**What to do:**
Reproduce the listing word for word, from its first line up to and including the line that contains "paragraph-2: 下面，我就实现全国两会期间信访稳定工作上述目标任务讲几点意见： [132,826,832,885]".

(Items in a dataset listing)
────────
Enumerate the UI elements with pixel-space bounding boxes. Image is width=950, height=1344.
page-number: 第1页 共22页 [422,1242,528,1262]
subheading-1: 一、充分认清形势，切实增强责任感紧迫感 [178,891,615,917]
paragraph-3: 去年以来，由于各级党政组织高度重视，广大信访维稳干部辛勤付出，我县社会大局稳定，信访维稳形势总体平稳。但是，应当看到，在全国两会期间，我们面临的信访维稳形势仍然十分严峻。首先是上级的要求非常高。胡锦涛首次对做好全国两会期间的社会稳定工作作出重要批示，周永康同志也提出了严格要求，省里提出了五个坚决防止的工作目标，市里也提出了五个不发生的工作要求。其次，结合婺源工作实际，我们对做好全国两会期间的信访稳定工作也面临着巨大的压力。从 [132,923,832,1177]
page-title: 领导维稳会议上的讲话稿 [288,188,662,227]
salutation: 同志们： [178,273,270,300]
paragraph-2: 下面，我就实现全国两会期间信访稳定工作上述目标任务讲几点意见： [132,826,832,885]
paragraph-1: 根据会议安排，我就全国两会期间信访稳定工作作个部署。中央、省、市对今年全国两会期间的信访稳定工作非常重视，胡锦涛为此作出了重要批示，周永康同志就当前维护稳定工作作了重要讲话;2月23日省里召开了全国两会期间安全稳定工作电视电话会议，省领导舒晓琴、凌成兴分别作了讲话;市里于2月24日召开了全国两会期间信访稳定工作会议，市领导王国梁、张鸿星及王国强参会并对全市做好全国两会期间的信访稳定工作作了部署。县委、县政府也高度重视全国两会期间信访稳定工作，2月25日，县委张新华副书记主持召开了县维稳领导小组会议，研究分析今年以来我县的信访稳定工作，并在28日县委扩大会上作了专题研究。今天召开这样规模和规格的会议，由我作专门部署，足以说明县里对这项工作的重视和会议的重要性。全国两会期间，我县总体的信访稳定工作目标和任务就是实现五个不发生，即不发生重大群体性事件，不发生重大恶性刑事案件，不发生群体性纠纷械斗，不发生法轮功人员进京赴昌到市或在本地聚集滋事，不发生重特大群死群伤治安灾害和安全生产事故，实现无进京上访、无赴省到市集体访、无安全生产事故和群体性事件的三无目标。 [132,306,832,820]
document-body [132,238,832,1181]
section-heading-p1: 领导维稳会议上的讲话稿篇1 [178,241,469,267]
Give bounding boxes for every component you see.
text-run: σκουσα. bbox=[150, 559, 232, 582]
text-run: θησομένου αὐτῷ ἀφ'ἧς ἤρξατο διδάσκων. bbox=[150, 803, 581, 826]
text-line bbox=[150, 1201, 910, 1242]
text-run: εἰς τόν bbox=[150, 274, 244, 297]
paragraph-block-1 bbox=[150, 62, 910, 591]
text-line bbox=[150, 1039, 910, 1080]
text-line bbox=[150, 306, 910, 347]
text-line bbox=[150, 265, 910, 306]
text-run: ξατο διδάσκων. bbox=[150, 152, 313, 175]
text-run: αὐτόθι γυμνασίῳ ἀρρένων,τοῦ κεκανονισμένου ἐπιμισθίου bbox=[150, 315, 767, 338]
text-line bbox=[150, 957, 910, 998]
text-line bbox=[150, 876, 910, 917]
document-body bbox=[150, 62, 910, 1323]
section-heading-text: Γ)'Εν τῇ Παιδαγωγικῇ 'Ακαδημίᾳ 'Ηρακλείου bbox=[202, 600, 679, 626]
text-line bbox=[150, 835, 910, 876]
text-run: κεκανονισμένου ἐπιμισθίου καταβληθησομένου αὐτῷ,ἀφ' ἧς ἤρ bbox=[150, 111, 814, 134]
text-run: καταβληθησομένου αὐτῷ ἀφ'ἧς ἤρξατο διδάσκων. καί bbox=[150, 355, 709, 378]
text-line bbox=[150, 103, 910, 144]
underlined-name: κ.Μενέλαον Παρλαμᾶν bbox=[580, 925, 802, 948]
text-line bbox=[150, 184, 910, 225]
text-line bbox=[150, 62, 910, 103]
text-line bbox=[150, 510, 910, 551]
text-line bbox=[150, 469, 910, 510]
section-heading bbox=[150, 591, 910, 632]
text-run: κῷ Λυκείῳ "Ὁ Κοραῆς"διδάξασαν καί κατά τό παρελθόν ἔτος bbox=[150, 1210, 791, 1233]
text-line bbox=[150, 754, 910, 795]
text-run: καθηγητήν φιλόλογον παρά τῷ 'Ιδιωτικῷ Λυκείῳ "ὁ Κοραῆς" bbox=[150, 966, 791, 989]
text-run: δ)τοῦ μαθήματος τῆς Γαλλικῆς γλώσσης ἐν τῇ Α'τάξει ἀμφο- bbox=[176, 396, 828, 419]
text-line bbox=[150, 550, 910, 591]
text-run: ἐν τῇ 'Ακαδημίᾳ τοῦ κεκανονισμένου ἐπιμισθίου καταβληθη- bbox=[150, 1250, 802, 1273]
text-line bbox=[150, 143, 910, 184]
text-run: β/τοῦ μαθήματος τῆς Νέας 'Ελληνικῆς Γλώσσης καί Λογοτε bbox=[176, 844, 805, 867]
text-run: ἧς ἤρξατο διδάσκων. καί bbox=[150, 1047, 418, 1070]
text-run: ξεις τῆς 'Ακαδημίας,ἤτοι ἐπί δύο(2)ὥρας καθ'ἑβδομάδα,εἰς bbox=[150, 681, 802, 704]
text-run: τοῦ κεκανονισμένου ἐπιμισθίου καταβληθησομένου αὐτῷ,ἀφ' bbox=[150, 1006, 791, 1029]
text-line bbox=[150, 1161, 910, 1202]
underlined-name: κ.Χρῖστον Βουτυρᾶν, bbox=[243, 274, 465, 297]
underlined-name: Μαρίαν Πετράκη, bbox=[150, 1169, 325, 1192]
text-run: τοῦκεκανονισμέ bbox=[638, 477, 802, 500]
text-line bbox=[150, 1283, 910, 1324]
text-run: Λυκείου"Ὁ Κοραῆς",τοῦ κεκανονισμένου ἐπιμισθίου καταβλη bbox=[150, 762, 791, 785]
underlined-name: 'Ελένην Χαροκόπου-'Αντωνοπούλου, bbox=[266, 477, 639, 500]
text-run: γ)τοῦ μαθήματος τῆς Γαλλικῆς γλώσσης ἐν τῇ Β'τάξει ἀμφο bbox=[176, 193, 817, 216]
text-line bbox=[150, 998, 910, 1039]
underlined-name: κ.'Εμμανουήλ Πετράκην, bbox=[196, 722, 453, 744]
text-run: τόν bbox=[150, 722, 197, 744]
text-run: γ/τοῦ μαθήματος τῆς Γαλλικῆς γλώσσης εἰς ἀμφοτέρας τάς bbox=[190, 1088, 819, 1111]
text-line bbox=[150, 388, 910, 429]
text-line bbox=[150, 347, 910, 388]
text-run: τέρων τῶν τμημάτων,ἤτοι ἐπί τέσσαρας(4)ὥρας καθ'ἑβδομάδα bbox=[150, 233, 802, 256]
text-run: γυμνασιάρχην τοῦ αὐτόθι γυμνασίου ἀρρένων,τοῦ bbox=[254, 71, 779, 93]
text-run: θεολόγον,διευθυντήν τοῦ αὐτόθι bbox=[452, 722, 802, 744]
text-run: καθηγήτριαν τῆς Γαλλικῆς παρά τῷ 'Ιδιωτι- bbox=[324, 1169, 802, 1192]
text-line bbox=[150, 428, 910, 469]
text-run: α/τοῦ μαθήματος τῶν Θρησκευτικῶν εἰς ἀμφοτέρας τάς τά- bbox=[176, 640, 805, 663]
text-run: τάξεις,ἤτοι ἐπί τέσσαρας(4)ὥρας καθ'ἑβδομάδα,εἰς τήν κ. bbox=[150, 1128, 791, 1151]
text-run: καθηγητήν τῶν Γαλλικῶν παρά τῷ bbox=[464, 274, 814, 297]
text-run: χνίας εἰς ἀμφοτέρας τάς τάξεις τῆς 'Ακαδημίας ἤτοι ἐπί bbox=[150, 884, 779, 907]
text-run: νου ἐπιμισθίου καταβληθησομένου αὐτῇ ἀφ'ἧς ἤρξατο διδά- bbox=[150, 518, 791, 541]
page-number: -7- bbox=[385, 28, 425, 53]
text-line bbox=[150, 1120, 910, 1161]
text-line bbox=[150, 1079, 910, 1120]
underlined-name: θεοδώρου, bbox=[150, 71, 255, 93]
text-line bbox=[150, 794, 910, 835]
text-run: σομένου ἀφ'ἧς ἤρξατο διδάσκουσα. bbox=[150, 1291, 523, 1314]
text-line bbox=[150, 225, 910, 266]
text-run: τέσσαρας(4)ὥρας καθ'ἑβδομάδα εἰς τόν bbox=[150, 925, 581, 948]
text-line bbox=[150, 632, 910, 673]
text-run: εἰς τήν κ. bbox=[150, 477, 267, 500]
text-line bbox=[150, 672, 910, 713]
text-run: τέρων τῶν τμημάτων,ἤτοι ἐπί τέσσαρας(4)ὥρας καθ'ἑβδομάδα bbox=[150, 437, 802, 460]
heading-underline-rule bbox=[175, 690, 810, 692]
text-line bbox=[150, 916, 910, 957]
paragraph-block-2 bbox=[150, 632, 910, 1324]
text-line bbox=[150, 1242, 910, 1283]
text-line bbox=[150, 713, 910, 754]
────────
**Answer for the task:**
Enumerate the UI elements with pixel-space bounding boxes. Image is width=950, height=1344.
page-number: 第1页 共22页 [422,1242,528,1262]
subheading-1: 一、充分认清形势，切实增强责任感紧迫感 [178,891,615,917]
paragraph-3: 去年以来，由于各级党政组织高度重视，广大信访维稳干部辛勤付出，我县社会大局稳定，信访维稳形势总体平稳。但是，应当看到，在全国两会期间，我们面临的信访维稳形势仍然十分严峻。首先是上级的要求非常高。胡锦涛首次对做好全国两会期间的社会稳定工作作出重要批示，周永康同志也提出了严格要求，省里提出了五个坚决防止的工作目标，市里也提出了五个不发生的工作要求。其次，结合婺源工作实际，我们对做好全国两会期间的信访稳定工作也面临着巨大的压力。从 [132,923,832,1177]
page-title: 领导维稳会议上的讲话稿 [288,188,662,227]
salutation: 同志们： [178,273,270,300]
paragraph-2: 下面，我就实现全国两会期间信访稳定工作上述目标任务讲几点意见： [132,826,832,885]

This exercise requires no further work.